Transcribe the part of the carbon-price text that opens with the words containing "The main exchange" and closes with "and Economy Network.".

--- START Text segment ---

The main exchange for the carbon emissions allowances that are traded as part of the European Union’s Emissions Trading System saw carbon dioxide emissions drop to a six-month low of 12.4 euros in Copenhagen’s aftermath and remain around that level since.
Prices have been volatile throughout the ETS’s first five years, but this year they dropped to an all-time low of eight euros in February, following a record high of just under 30 euros the previous July.
For cap and trade approaches to greenhouse gas regulation to achieve their ends and provide the incentives that will push companies to invest in cleaner technologies, prices will need to be much higher, say analysts.
“You need carbon prices at 25 to 50 dollars a tonne to start sending the right market signals,” says Daphne Wysham, a fellow at the Institute for Policy Studies and co-director of their Sustainable Energy and Economy Network.
The International Energy Agency’s World Energy Outlook for 2009 said carbon prices should be at 50 dollars (35 euros) a metric tonne in 2020 and 110 dollars (67 euros) in 2030 in order to stimulate investment in alternatives to greenhouse gas emissions.
But there are other factors at play as well. The price of carbon, as with that of any commodity, is seen as a function of demand. The current dip in prices, then, is a reflection of low demand brought on not only by the slower economy but also by the lowered expectations for carbon dioxide regulation following the disappointing summit in Denmark and the stalling of climate legislation in the U.S. Senate.
Wysham, who has been critical of cap and trade as a method of mitigating the effects of climate change, also points to offsets as “a drag on price because they’re the cheapest option out there” for meeting the emissions targets on paper.
“These offsets represent the cheapest and lowest capital cost of numerous compliance options for industry,” concurs Michael Clingan, who has researched the business side of climate regulation as a partner at Ascendant Consulting. He believes, however, that there is growing pressure to allow more offsets into the carbon trading system, and that this shows businesses expect carbon emissions prices to rise.

--- END Text segment ---
--- START Dataset rows ---

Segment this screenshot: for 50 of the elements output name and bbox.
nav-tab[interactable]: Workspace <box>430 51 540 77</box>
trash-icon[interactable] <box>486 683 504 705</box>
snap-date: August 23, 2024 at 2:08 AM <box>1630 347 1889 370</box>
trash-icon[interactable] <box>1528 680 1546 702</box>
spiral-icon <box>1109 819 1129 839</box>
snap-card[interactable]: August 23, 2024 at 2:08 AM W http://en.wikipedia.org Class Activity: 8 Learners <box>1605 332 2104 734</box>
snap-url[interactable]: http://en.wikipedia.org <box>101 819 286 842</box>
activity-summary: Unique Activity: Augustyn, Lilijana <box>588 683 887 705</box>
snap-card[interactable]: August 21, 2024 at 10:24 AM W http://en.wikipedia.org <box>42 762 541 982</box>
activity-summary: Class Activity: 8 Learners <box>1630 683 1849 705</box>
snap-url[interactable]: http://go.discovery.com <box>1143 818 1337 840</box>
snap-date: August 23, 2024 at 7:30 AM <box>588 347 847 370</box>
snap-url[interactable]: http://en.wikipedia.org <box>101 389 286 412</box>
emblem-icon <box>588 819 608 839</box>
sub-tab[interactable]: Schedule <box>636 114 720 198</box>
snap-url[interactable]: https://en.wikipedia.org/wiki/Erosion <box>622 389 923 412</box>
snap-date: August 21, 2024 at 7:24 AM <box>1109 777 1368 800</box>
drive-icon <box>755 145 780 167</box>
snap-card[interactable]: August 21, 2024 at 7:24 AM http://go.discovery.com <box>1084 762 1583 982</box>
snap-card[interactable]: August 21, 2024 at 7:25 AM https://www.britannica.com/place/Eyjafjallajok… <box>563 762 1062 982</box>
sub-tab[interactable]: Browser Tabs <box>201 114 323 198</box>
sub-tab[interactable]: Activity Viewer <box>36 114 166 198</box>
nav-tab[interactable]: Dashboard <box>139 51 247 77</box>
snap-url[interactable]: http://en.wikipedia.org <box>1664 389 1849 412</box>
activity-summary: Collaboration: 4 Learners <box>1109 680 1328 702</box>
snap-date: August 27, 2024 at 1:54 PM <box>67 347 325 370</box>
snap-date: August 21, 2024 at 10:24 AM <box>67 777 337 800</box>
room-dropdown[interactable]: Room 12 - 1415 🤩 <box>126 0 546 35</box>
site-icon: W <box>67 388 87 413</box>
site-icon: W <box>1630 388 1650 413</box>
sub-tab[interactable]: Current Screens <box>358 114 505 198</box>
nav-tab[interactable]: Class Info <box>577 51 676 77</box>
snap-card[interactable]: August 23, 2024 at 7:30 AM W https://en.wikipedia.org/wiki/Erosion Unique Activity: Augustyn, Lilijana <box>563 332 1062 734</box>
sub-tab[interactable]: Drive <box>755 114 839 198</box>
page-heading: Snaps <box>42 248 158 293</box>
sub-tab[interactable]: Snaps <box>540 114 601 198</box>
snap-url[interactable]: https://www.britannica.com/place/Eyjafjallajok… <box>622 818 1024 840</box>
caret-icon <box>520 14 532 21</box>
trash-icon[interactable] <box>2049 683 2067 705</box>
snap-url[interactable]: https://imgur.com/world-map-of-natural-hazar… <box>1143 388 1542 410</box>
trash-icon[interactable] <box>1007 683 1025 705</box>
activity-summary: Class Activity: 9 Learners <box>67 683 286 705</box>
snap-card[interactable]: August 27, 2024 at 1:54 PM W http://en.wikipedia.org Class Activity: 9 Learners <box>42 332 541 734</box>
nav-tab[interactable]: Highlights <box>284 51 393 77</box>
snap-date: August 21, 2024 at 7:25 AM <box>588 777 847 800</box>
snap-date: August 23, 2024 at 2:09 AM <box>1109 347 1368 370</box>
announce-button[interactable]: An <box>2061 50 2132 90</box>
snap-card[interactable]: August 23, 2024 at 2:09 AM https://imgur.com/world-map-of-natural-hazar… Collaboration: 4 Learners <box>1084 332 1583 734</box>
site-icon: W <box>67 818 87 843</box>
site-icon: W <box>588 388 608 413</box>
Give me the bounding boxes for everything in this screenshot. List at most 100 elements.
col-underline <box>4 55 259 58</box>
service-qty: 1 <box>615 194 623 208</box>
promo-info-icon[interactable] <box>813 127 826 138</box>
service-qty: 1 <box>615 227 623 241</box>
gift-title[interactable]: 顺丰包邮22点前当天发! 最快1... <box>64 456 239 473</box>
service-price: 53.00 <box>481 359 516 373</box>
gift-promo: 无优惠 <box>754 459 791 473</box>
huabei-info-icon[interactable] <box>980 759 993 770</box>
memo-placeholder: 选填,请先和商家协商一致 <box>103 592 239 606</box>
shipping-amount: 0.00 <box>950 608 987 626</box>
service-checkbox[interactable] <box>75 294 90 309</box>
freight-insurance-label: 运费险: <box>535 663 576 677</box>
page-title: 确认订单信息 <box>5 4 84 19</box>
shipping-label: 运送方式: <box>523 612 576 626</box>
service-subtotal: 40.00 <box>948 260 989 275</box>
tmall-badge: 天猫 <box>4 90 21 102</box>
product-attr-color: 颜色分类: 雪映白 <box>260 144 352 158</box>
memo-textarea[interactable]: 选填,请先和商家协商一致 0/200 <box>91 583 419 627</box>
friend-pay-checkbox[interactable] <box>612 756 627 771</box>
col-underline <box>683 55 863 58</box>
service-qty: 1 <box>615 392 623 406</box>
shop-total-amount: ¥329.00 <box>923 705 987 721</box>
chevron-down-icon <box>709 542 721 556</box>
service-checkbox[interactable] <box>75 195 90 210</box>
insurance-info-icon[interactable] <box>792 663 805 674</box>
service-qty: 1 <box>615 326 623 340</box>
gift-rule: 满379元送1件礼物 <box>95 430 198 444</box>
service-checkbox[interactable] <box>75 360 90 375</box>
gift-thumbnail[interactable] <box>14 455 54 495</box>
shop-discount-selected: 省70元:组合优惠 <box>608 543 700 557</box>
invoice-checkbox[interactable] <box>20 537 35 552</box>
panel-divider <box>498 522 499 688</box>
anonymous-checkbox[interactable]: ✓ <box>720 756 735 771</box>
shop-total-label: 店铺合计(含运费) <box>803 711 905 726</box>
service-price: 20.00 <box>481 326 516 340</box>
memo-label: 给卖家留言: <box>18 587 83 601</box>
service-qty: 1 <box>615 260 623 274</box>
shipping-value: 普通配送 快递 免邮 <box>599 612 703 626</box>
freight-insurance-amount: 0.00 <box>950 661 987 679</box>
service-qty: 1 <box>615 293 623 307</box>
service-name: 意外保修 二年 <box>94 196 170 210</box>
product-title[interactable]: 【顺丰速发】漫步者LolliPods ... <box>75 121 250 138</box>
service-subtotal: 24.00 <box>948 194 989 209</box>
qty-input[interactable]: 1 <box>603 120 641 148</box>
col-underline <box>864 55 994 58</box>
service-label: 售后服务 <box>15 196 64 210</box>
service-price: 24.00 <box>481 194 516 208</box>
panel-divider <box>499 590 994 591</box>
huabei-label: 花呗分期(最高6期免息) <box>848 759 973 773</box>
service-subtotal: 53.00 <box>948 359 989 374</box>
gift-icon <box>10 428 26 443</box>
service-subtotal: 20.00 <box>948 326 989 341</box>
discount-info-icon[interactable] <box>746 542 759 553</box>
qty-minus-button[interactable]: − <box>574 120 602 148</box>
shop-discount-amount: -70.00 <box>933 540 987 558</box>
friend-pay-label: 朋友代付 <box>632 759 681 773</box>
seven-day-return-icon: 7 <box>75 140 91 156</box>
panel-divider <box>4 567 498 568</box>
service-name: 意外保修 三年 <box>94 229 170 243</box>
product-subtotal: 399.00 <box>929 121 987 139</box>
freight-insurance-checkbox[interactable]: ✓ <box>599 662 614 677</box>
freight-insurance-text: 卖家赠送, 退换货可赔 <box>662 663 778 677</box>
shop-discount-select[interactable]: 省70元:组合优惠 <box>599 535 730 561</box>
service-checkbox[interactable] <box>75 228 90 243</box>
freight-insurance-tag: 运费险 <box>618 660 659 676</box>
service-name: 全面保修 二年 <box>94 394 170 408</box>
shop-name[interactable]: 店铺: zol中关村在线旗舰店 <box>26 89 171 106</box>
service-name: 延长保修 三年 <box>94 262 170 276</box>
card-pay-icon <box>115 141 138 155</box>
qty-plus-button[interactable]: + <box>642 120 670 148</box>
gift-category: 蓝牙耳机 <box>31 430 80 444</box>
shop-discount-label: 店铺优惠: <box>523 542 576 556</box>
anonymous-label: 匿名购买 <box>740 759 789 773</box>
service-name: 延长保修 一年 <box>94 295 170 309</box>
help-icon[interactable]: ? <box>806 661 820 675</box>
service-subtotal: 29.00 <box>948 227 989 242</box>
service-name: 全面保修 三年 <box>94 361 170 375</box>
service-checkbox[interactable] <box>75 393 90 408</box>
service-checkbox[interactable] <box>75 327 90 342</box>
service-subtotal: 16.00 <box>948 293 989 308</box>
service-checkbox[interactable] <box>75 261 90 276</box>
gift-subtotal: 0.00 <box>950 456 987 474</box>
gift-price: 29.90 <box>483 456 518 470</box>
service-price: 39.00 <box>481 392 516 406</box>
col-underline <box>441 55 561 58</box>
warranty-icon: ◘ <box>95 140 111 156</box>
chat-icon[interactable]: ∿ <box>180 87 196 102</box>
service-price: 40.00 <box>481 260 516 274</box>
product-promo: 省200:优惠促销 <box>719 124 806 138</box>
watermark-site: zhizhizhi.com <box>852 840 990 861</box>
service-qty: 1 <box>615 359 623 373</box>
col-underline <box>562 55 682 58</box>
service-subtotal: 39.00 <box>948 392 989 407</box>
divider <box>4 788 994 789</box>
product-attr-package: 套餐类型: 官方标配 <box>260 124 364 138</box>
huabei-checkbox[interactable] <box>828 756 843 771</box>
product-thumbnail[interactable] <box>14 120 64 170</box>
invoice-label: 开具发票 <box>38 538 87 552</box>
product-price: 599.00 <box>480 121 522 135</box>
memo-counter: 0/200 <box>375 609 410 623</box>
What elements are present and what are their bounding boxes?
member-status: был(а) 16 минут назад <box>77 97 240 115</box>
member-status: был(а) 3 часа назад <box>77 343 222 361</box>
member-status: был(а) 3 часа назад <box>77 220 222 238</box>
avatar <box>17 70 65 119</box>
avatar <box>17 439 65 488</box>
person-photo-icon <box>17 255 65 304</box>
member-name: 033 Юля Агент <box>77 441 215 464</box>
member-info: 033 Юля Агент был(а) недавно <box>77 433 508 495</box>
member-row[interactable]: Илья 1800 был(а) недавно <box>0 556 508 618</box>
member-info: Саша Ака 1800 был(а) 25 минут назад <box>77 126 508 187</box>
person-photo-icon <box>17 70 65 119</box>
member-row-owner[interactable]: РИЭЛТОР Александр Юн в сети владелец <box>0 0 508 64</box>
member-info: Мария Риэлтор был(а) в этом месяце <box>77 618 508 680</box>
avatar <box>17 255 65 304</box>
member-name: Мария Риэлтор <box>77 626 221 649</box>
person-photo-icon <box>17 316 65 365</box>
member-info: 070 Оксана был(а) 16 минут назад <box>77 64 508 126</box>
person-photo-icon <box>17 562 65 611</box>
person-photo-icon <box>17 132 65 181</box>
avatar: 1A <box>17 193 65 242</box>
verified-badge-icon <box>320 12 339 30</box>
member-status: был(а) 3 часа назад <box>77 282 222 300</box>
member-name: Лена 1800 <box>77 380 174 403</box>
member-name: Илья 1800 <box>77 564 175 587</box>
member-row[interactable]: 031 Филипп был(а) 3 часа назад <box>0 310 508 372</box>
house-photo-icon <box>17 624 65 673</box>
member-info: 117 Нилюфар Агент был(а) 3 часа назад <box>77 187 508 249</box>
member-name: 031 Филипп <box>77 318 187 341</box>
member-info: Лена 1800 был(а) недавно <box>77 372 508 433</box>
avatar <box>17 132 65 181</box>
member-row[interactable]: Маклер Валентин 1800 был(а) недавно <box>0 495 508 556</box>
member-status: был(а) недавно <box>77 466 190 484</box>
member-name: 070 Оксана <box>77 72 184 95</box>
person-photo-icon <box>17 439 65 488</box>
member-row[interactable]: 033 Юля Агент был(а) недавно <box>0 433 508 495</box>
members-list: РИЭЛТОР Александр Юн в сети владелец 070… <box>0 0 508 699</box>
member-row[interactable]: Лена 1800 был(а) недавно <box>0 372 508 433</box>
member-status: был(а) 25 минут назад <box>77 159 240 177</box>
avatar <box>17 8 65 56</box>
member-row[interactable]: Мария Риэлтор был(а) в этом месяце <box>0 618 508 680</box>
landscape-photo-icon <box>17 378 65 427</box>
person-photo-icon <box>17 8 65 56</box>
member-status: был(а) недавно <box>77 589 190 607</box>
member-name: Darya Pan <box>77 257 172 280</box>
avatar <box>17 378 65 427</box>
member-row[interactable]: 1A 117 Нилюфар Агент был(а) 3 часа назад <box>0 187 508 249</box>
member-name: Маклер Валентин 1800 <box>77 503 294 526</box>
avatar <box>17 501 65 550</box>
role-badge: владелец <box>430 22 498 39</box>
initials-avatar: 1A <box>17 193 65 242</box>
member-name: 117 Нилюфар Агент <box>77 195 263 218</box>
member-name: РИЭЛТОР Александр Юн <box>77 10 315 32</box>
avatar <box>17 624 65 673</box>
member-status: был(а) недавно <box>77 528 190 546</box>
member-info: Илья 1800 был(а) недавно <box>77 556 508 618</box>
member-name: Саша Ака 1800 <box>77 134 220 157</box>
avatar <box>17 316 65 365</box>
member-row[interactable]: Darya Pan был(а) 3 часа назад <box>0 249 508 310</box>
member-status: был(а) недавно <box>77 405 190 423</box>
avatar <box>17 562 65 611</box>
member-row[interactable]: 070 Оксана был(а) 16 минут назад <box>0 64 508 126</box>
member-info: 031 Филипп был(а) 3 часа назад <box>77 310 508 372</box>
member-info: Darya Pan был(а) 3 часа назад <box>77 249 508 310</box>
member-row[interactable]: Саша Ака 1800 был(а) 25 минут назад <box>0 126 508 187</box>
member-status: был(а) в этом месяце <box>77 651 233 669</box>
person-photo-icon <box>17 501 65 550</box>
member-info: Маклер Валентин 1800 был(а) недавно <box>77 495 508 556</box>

--- END Dataset rows ---

■ **Response**
The main exchange for the carbon emissions allowances that are traded as part of the European Union’s Emissions Trading System saw carbon dioxide emissions drop to a six-month low of 12.4 euros in Copenhagen’s aftermath and remain around that level since.
Prices have been volatile throughout the ETS’s first five years, but this year they dropped to an all-time low of eight euros in February, following a record high of just under 30 euros the previous July.
For cap and trade approaches to greenhouse gas regulation to achieve their ends and provide the incentives that will push companies to invest in cleaner technologies, prices will need to be much higher, say analysts.
“You need carbon prices at 25 to 50 dollars a tonne to start sending the right market signals,” says Daphne Wysham, a fellow at the Institute for Policy Studies and co-director of their Sustainable Energy and Economy Network.